→ **Task details**
Return each line containing the string "phone".

━━━━━━

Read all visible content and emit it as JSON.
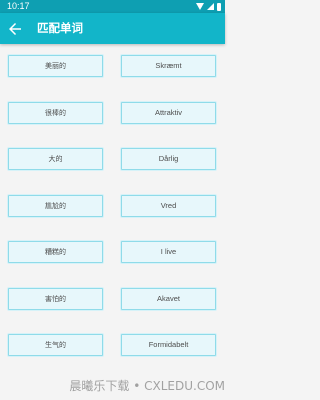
{
  "status_bar": {
    "time": "10:17"
  },
  "app_bar": {
    "title": "匹配单词"
  },
  "pairs": [
    {
      "chinese": "美丽的",
      "danish": "Skræmt"
    },
    {
      "chinese": "很棒的",
      "danish": "Attraktiv"
    },
    {
      "chinese": "大的",
      "danish": "Dårlig"
    },
    {
      "chinese": "尴尬的",
      "danish": "Vred"
    },
    {
      "chinese": "糟糕的",
      "danish": "I live"
    },
    {
      "chinese": "害怕的",
      "danish": "Akavet"
    },
    {
      "chinese": "生气的",
      "danish": "Formidabelt"
    }
  ],
  "watermark": "晨曦乐下载 • CXLEDU.COM"
}
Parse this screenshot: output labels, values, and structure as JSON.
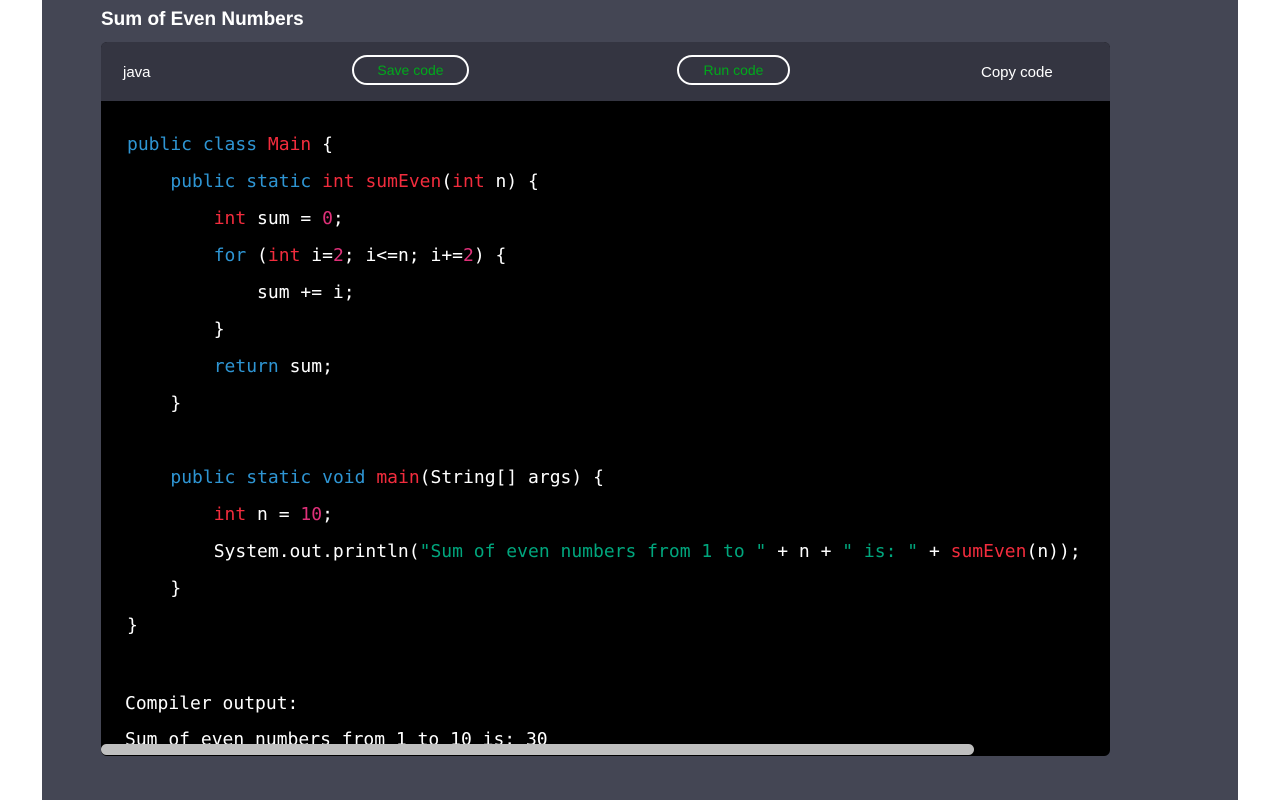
{
  "header": {
    "title": "Sum of Even Numbers"
  },
  "code_block": {
    "language": "java",
    "save_label": "Save code",
    "run_label": "Run code",
    "copy_label": "Copy code",
    "code_lines": [
      "public class Main {",
      "    public static int sumEven(int n) {",
      "        int sum = 0;",
      "        for (int i=2; i<=n; i+=2) {",
      "            sum += i;",
      "        }",
      "        return sum;",
      "    }",
      "",
      "    public static void main(String[] args) {",
      "        int n = 10;",
      "        System.out.println(\"Sum of even numbers from 1 to \" + n + \" is: \" + sumEven(n));",
      "    }",
      "}"
    ],
    "output_label": "Compiler output:",
    "output_text": "Sum of even numbers from 1 to 10 is: 30"
  },
  "colors": {
    "page_bg": "#444654",
    "header_bg": "#343541",
    "code_bg": "#000000",
    "keyword": "#2e95d3",
    "type": "#f22c3d",
    "number": "#df3079",
    "string": "#00a67d",
    "button_text": "#00a81b"
  }
}
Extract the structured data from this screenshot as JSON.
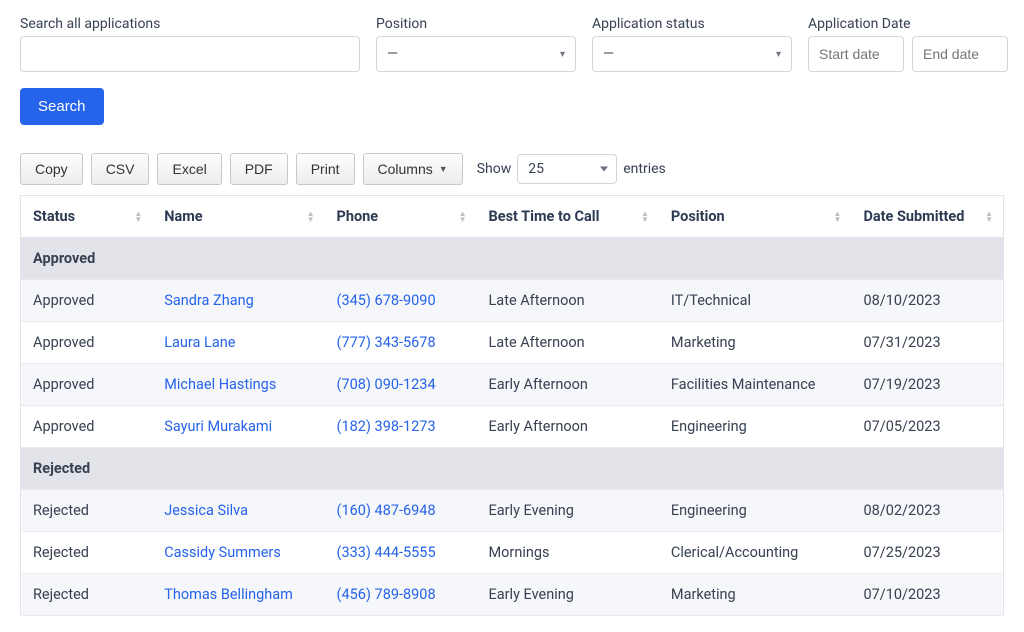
{
  "filters": {
    "search_label": "Search all applications",
    "position_label": "Position",
    "position_value": "—",
    "status_label": "Application status",
    "status_value": "—",
    "date_label": "Application Date",
    "start_placeholder": "Start date",
    "end_placeholder": "End date"
  },
  "buttons": {
    "search": "Search",
    "copy": "Copy",
    "csv": "CSV",
    "excel": "Excel",
    "pdf": "PDF",
    "print": "Print",
    "columns": "Columns"
  },
  "table": {
    "show_label": "Show",
    "entries_label": "entries",
    "entries_value": "25",
    "columns": {
      "status": "Status",
      "name": "Name",
      "phone": "Phone",
      "best_time": "Best Time to Call",
      "position": "Position",
      "date": "Date Submitted"
    },
    "groups": [
      {
        "label": "Approved",
        "rows": [
          {
            "status": "Approved",
            "name": "Sandra Zhang",
            "phone": "(345) 678-9090",
            "best_time": "Late Afternoon",
            "position": "IT/Technical",
            "date": "08/10/2023"
          },
          {
            "status": "Approved",
            "name": "Laura Lane",
            "phone": "(777) 343-5678",
            "best_time": "Late Afternoon",
            "position": "Marketing",
            "date": "07/31/2023"
          },
          {
            "status": "Approved",
            "name": "Michael Hastings",
            "phone": "(708) 090-1234",
            "best_time": "Early Afternoon",
            "position": "Facilities Maintenance",
            "date": "07/19/2023"
          },
          {
            "status": "Approved",
            "name": "Sayuri Murakami",
            "phone": "(182) 398-1273",
            "best_time": "Early Afternoon",
            "position": "Engineering",
            "date": "07/05/2023"
          }
        ]
      },
      {
        "label": "Rejected",
        "rows": [
          {
            "status": "Rejected",
            "name": "Jessica Silva",
            "phone": "(160) 487-6948",
            "best_time": "Early Evening",
            "position": "Engineering",
            "date": "08/02/2023"
          },
          {
            "status": "Rejected",
            "name": "Cassidy Summers",
            "phone": "(333) 444-5555",
            "best_time": "Mornings",
            "position": "Clerical/Accounting",
            "date": "07/25/2023"
          },
          {
            "status": "Rejected",
            "name": "Thomas Bellingham",
            "phone": "(456) 789-8908",
            "best_time": "Early Evening",
            "position": "Marketing",
            "date": "07/10/2023"
          }
        ]
      }
    ]
  }
}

━━━━━━

→ **Answer to the task**
      "phone": "Phone",
            "phone": "(345) 678-9090",
            "phone": "(777) 343-5678",
            "phone": "(708) 090-1234",
            "phone": "(182) 398-1273",
            "phone": "(160) 487-6948",
            "phone": "(333) 444-5555",
            "phone": "(456) 789-8908",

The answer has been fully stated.